* **GIVEN TEXT**
# 01: Drivers vs. Teammate


## Motivation

In Formula 1, one of the best indicators of a driver’s performance is how he fares against his teammate. Modern F1 teams each field two drivers who share essentially identical machinery. While inter‑team comparisons are complicated by differing car performance, intra‑team comparisons are far more straightforward and reliable. If a driver consistently finishes ahead of his teammate in equal machinery, he is very likely the stronger driver.


## Method

To assess how each driver measures up against his teammates over a career, we first compute a **WinRatio** (wins ÷ total head‑to‑head races). However, a 50 % win‑ratio is far more impressive for a driver with only a handful of races than for one with hundreds. Therefore, we also factor in the **NumberOfRaces** and display both metrics on a scatter plot, visualizing **WinRatio** in the context of sample size, highlighting drivers who consistently outperform their teammates across many races.

* **DATA PROVIDED**
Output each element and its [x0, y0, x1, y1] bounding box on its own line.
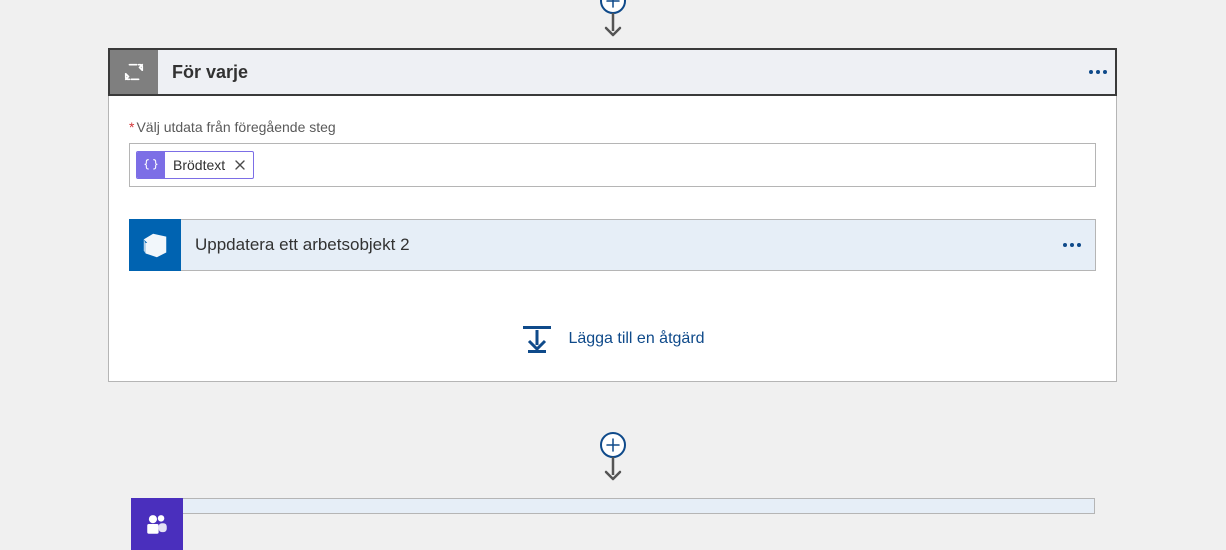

* **AIM OF THE EXERCISE**
List every heading in the Formula 1 teammate comparison text, from top to bottom.

* **EXERCISE RESPONSE**
01: Drivers vs. Teammate
Motivation
Method